TASK: Go through the entries below and pick out every line with "Extract".

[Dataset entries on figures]
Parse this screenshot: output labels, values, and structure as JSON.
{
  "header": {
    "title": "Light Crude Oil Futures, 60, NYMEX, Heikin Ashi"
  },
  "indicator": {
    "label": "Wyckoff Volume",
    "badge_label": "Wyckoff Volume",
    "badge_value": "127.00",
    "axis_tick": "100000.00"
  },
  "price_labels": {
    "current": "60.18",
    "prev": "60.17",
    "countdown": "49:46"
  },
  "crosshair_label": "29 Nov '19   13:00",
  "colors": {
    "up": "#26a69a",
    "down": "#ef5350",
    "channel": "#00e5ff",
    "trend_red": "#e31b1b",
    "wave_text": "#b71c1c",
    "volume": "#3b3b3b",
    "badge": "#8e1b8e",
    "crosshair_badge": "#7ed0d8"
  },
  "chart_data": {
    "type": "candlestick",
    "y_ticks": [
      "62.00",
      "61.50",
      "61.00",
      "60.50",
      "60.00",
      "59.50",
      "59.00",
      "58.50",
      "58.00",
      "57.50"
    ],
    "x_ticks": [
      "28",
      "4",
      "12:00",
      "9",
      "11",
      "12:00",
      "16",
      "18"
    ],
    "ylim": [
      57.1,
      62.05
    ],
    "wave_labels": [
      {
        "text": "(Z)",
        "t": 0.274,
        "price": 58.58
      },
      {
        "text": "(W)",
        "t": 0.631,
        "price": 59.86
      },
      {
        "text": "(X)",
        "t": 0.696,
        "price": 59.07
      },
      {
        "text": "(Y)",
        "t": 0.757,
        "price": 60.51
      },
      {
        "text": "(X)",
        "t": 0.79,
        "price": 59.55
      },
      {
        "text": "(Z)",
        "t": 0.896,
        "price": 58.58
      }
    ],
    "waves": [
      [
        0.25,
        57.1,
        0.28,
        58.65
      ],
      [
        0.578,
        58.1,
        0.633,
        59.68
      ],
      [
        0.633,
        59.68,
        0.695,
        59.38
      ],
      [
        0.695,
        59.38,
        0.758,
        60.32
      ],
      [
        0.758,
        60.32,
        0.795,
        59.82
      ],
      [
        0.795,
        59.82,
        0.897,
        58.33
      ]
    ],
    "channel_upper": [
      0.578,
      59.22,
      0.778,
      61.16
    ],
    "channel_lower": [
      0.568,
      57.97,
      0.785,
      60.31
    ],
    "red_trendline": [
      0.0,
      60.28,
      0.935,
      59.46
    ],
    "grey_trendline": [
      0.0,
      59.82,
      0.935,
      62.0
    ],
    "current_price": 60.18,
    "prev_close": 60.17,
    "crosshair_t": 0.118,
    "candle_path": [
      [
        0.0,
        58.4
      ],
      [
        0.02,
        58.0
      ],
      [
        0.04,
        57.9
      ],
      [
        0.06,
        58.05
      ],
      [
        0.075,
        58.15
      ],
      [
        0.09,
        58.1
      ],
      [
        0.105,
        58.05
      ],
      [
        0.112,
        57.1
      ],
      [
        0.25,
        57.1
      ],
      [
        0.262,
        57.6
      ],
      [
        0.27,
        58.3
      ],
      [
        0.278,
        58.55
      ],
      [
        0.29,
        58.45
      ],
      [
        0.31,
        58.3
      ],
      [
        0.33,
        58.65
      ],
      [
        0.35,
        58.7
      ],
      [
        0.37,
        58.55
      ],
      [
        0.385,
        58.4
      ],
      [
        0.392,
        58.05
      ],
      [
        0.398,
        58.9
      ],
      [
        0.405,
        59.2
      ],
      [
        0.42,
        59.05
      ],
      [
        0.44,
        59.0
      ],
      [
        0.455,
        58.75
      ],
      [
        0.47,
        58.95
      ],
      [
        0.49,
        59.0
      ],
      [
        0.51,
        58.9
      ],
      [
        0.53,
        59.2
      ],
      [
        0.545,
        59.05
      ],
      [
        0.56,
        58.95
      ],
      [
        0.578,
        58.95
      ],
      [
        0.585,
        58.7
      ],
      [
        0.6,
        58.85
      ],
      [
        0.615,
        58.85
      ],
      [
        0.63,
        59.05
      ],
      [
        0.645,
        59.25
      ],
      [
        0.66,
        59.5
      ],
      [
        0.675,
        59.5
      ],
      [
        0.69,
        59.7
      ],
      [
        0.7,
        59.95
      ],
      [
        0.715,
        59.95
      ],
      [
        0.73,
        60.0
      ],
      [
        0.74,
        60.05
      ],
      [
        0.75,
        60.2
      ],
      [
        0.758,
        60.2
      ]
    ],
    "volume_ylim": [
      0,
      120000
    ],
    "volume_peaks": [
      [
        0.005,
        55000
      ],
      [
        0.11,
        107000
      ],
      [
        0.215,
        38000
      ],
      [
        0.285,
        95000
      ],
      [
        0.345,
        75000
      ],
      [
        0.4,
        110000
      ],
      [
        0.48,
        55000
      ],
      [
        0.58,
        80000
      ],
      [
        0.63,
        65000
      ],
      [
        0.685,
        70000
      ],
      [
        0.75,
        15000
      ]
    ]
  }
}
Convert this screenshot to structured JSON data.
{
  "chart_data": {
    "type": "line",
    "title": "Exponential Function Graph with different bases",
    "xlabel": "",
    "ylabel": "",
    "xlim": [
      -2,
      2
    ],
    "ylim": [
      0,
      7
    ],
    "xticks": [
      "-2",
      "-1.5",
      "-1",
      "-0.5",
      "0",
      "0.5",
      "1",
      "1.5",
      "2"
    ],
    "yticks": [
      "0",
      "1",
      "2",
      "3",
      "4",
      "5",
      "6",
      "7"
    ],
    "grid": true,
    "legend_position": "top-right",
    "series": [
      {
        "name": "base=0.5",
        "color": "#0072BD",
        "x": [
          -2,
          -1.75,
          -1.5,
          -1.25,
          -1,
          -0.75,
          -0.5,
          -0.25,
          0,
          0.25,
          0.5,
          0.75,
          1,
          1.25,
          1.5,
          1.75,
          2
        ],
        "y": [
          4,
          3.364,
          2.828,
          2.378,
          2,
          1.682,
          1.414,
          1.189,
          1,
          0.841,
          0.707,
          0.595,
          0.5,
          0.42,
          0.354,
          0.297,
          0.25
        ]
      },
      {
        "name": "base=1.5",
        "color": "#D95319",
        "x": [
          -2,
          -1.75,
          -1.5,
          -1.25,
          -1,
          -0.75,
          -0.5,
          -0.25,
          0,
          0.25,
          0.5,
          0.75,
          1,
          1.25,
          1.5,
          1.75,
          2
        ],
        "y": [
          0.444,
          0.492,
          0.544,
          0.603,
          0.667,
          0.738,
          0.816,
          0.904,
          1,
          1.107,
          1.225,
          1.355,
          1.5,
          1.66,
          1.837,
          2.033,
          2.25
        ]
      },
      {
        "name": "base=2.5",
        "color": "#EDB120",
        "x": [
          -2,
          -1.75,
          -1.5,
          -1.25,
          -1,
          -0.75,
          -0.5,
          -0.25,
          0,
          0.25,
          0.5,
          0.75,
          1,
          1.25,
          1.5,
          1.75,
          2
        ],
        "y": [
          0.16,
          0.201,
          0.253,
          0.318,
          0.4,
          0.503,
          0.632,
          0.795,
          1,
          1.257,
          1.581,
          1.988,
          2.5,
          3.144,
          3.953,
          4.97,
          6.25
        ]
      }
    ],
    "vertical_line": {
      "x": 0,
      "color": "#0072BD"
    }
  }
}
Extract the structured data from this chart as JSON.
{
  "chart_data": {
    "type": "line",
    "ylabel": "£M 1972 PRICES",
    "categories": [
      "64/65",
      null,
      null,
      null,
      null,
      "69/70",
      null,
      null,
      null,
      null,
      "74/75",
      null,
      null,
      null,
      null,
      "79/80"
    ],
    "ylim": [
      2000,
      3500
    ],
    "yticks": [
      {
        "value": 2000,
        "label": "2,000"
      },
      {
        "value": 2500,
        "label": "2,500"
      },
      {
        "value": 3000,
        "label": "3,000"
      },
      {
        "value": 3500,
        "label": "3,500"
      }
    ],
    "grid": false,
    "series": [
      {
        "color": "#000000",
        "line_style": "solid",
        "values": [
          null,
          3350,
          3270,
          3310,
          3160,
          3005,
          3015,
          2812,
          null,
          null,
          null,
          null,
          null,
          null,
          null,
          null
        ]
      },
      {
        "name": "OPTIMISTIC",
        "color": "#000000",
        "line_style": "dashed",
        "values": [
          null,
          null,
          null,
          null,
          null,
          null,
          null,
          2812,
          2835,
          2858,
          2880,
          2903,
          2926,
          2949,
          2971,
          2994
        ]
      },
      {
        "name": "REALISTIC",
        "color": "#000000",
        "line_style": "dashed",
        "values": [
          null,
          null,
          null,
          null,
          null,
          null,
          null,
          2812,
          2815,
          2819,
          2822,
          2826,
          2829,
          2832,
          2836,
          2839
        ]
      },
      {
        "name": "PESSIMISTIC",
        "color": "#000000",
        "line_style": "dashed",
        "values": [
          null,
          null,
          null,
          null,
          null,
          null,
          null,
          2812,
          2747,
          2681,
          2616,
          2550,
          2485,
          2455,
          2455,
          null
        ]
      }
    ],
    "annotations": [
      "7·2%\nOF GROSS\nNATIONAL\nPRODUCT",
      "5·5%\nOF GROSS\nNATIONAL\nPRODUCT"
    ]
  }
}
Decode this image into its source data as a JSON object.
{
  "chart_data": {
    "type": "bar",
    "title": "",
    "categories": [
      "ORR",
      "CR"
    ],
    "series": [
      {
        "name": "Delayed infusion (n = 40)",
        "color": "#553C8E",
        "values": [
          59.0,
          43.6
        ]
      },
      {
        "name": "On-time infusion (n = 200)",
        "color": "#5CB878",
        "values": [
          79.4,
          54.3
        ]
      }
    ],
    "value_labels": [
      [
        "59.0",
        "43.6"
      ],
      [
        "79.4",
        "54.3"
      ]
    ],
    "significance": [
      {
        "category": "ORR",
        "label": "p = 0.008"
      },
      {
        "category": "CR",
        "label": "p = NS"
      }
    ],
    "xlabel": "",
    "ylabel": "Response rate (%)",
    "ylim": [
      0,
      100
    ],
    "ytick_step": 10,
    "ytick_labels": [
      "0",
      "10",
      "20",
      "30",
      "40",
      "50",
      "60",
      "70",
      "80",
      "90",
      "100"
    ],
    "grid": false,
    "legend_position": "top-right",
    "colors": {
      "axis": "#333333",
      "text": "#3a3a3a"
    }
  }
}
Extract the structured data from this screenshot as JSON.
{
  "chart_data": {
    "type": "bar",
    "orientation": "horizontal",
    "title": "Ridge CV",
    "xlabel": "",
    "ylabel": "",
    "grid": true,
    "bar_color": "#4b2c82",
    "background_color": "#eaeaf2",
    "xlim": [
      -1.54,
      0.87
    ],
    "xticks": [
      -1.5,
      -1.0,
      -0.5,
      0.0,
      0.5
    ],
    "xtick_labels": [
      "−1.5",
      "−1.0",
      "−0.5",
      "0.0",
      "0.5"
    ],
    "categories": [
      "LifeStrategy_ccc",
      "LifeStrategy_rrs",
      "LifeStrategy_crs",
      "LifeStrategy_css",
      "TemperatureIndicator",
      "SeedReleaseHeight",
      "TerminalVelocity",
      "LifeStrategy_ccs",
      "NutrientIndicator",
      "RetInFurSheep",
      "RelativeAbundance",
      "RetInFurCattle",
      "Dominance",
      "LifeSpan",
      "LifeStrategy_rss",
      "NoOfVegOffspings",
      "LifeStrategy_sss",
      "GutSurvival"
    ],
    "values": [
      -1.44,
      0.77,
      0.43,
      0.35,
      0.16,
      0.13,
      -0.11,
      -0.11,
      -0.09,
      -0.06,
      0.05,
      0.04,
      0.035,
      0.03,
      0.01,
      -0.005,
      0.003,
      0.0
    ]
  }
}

TASK ANSWER:
Extract the structured data from this chart as JSON.
Extract the structured data from this screenshot as JSON.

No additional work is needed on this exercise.